EXERCISE DIRECTIONS –
Retype the material below. Keep every word exactly as it is.

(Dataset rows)
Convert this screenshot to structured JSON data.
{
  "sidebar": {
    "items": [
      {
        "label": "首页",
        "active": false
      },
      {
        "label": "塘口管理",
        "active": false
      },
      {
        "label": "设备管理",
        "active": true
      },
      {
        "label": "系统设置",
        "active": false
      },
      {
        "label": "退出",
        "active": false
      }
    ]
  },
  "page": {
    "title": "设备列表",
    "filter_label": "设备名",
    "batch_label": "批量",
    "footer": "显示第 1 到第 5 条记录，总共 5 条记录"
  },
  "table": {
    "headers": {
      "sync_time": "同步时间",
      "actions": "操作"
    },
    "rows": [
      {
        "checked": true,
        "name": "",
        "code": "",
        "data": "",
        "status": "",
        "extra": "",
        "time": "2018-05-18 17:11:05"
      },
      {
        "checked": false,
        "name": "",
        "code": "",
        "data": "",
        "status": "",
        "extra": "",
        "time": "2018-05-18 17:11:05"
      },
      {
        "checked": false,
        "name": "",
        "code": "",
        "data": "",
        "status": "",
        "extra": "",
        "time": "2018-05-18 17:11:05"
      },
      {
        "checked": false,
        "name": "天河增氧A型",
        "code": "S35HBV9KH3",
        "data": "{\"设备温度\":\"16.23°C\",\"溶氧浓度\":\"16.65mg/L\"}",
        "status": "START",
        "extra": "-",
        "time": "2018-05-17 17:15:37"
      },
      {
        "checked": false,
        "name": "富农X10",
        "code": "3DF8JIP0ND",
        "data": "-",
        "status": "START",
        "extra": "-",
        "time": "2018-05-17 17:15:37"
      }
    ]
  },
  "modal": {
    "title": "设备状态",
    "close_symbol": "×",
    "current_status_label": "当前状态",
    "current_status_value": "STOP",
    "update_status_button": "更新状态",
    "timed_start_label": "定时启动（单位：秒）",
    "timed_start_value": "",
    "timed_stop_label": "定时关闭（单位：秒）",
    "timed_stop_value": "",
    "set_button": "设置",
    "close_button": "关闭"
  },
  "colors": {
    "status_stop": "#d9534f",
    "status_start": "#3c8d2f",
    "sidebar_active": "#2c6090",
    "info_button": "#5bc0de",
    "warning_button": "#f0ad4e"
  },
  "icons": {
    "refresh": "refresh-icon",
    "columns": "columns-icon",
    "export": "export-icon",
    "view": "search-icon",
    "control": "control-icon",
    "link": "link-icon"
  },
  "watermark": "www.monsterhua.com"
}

THE OUTPUT –
Convert this screenshot to structured JSON data.
{
  "sidebar": {
    "items": [
      {
        "label": "首页",
        "active": false
      },
      {
        "label": "塘口管理",
        "active": false
      },
      {
        "label": "设备管理",
        "active": true
      },
      {
        "label": "系统设置",
        "active": false
      },
      {
        "label": "退出",
        "active": false
      }
    ]
  },
  "page": {
    "title": "设备列表",
    "filter_label": "设备名",
    "batch_label": "批量",
    "footer": "显示第 1 到第 5 条记录，总共 5 条记录"
  },
  "table": {
    "headers": {
      "sync_time": "同步时间",
      "actions": "操作"
    },
    "rows": [
      {
        "checked": true,
        "name": "",
        "code": "",
        "data": "",
        "status": "",
        "extra": "",
        "time": "2018-05-18 17:11:05"
      },
      {
        "checked": false,
        "name": "",
        "code": "",
        "data": "",
        "status": "",
        "extra": "",
        "time": "2018-05-18 17:11:05"
      },
      {
        "checked": false,
        "name": "",
        "code": "",
        "data": "",
        "status": "",
        "extra": "",
        "time": "2018-05-18 17:11:05"
      },
      {
        "checked": false,
        "name": "天河增氧A型",
        "code": "S35HBV9KH3",
        "data": "{\"设备温度\":\"16.23°C\",\"溶氧浓度\":\"16.65mg/L\"}",
        "status": "START",
        "extra": "-",
        "time": "2018-05-17 17:15:37"
      },
      {
        "checked": false,
        "name": "富农X10",
        "code": "3DF8JIP0ND",
        "data": "-",
        "status": "START",
        "extra": "-",
        "time": "2018-05-17 17:15:37"
      }
    ]
  },
  "modal": {
    "title": "设备状态",
    "close_symbol": "×",
    "current_status_label": "当前状态",
    "current_status_value": "STOP",
    "update_status_button": "更新状态",
    "timed_start_label": "定时启动（单位：秒）",
    "timed_start_value": "",
    "timed_stop_label": "定时关闭（单位：秒）",
    "timed_stop_value": "",
    "set_button": "设置",
    "close_button": "关闭"
  },
  "colors": {
    "status_stop": "#d9534f",
    "status_start": "#3c8d2f",
    "sidebar_active": "#2c6090",
    "info_button": "#5bc0de",
    "warning_button": "#f0ad4e"
  },
  "icons": {
    "refresh": "refresh-icon",
    "columns": "columns-icon",
    "export": "export-icon",
    "view": "search-icon",
    "control": "control-icon",
    "link": "link-icon"
  },
  "watermark": "www.monsterhua.com"
}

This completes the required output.